Adding cross cutting concerns to a GraphQL service

What are cross cutting concerns?

Typically within a system we can consider something a cross cutting concern if it has to be involved with every action (in this case a request), these things tend to be security, logging, validation and more.

Using middleware

The idea of a pipeline of middleware that serves every request makes the process of adding some cross cutting concerns to our GraphQL service really quite easy. The Hot Chocolate framework allows you to add “request middleware” that runs for every request, or “field middleware” that runs on every field within that that request. We may use the “request middleware” to ensure basis metrics such as operation name and timings are sent to our observablity system to allow for easier diagbosis of problems. We may use “field middleware” to ensure every argument on a field is correctly validated”. Both of these are done at the service setup.

services.AddGraphQLServer()
    .UseRequest<LoggingMiddleware>() // Adds middleware to every request
    .UseField<ValidationMIddleware>() // Adds middleware to every field in the request

One problem with field middleware is that it’s a pretty big hammer, we’re essentially adding a little bit of code to the resolution of every single field in our schema. For some concerns this may be fine, the scenario we wish to cover is required on 90% of the fields in our schema. However sometimes this may feel unwarranted, we want to add field middleware to a smaller subset of our fields and not go with a blanket approach.

Data extracts ::

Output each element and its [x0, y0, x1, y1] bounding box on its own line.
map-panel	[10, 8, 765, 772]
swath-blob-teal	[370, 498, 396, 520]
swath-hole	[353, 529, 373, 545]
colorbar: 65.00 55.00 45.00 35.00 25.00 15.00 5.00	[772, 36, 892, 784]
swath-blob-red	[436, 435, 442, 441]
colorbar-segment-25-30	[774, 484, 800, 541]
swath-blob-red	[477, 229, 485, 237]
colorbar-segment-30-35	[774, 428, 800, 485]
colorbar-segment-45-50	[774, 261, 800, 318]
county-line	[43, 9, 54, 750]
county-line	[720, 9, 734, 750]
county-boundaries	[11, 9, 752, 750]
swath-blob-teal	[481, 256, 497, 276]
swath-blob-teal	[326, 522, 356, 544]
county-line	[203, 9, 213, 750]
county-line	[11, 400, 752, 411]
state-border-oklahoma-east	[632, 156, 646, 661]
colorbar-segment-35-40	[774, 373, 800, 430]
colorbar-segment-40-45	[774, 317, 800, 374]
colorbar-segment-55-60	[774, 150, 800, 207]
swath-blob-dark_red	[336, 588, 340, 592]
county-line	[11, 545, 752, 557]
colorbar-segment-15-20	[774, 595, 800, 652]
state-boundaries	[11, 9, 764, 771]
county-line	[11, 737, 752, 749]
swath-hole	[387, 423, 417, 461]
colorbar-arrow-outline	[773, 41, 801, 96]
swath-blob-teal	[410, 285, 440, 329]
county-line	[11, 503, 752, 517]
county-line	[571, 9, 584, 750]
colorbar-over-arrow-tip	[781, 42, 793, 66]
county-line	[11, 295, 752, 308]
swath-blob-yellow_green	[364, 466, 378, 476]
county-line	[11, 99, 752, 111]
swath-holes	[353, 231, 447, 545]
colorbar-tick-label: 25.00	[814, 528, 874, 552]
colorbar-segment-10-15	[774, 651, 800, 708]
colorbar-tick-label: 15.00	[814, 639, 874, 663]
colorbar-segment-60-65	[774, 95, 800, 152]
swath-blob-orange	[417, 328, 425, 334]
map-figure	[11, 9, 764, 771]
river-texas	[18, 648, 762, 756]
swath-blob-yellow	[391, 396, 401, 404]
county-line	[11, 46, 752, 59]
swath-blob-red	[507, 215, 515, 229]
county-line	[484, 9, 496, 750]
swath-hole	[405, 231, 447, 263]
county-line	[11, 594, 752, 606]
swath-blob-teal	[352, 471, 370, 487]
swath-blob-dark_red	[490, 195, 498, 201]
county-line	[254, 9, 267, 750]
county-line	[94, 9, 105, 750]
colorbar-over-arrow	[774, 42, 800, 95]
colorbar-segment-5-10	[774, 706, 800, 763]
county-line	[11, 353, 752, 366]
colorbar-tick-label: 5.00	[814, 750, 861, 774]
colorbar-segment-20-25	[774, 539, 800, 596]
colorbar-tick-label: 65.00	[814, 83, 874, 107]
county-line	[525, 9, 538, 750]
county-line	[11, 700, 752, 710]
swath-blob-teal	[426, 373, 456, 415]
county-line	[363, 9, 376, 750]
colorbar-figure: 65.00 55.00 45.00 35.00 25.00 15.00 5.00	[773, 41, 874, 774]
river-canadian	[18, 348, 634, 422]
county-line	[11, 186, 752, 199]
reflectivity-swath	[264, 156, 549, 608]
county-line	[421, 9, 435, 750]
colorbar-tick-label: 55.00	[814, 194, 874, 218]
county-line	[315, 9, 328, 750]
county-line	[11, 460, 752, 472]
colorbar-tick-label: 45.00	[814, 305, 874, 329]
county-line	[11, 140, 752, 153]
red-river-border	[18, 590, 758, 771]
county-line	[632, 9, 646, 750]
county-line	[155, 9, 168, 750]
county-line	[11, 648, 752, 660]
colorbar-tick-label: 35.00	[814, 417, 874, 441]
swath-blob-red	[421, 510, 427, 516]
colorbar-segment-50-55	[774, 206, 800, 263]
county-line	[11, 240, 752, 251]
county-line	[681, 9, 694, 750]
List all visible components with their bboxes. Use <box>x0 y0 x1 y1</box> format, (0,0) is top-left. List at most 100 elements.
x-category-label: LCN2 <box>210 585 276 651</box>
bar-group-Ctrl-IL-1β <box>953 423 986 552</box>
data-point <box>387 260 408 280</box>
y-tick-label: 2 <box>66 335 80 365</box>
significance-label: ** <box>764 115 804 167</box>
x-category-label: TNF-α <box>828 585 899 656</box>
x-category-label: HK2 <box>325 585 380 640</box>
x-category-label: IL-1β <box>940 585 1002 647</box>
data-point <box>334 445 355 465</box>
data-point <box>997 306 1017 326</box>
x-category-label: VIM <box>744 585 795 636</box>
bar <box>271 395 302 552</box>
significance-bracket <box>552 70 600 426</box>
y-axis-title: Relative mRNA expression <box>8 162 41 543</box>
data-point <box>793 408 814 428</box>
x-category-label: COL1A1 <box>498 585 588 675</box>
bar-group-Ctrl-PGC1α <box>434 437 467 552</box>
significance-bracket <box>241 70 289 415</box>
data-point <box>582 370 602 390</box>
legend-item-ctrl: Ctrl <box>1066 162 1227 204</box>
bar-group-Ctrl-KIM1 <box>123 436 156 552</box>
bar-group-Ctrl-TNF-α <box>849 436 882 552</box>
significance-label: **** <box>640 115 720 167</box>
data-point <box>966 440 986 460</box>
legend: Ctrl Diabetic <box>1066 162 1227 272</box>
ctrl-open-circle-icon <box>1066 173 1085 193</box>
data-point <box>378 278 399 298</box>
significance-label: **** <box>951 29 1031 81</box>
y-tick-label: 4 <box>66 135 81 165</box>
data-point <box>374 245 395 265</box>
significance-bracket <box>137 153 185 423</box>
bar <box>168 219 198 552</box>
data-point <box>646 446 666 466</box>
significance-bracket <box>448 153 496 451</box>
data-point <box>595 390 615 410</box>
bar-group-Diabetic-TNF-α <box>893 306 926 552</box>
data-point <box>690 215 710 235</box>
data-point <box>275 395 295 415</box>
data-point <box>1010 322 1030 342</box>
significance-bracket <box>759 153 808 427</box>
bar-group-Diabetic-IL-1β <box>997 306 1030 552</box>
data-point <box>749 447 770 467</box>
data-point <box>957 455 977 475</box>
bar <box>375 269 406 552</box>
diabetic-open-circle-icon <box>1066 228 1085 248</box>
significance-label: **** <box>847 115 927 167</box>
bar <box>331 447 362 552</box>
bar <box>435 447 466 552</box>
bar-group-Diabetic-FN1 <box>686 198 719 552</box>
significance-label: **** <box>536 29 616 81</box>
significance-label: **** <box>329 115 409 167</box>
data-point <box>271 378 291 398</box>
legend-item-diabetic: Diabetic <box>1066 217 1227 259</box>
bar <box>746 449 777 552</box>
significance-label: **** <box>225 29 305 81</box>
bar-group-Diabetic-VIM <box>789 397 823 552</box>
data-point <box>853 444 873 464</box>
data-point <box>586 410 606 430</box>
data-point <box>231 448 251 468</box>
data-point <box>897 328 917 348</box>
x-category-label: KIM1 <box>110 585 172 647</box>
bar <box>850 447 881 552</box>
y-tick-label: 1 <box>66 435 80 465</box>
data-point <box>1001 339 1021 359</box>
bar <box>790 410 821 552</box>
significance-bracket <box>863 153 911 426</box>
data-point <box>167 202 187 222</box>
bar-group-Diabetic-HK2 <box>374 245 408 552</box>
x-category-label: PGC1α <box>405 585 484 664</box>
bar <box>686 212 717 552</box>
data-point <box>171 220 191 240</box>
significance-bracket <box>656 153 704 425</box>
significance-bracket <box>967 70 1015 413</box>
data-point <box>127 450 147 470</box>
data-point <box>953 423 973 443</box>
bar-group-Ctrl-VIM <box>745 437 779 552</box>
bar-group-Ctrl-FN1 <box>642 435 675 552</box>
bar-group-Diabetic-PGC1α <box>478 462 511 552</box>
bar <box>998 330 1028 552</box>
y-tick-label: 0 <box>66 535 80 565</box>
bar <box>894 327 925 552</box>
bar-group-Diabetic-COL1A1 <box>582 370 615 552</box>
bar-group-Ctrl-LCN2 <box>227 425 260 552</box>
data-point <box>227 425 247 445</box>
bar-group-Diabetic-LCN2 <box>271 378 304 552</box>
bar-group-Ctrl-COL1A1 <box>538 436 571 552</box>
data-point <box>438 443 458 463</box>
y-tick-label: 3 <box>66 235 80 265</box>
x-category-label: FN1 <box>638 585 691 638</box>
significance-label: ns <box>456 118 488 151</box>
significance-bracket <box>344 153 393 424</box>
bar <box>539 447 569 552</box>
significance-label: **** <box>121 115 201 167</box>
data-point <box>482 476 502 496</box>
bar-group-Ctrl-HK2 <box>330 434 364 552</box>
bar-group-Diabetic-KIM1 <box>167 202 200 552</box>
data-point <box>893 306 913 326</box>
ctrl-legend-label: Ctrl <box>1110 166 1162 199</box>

What to work on ::
A: In the text on cross cutting concerns in a GraphQL service, what does Hot Chocolate's "field middleware" run on?
B: Extend the text on adding cross cutting concerns to a GraphQL service, picking up after its final sentence.

Outputs by task ::
A: It runs on every field within the request.

B:
We can target specific fields a few different ways depending on how we’re setting up our schema, if we’re using a “code first approch” it would look something like the following, here we’re being very targeted, applying the middleware to only the fielsd we care about.

public void Configure(IObjectTypeDescriptor descriptor)
{
    descriptor.Field("productSearch")
        .Use<ValidationMIddleware>()
}       // reset of field definition here

If you’re using a schema first approach it’s a bit more complicated, typically the approach I’ve used before is to declare a directive, attach the middleware to the directive and then apply the directive on the schema where I want the middleware. In fact if you’ve used the @authorize directive from Hot Chocolate, this is exactly what is happening, we’re using the directive to apply a piece of middleware to the field that will enforce security.

There are some risks with this approach though, we’re relying on the developer to remember every place we should be putting the middleware as they add new types and fields to our schema, there is a reasonable chance that the middleware would be forgotten. For a cross cutting concern such as security we could have an unsecured field or other incidents.

Creating a pit of success

As a senior developer I really like thinking about problems and how to make them easier for others on the team. The phrase “pit of success” is a way to describe this, we want to make the easy, secure, performant approach the easiest to implement, if the easiest path is the best path then we’ll “fall” into the correct approach. For our current problem, is there way we can specifically target our middleware without applying it everywhere but not rely on a developer remembering to add it. We can do this with a TypeInterceptor, this is a class that we use at schema creation to inject cross cutting concerns in an automatic manner.

The class allows us to inject behavior at different times, for this scenario we want to do it just before the type is completed. We first check to see if we’re working with a object type, from there we check each field, if it as any arguments we add our validation middleware.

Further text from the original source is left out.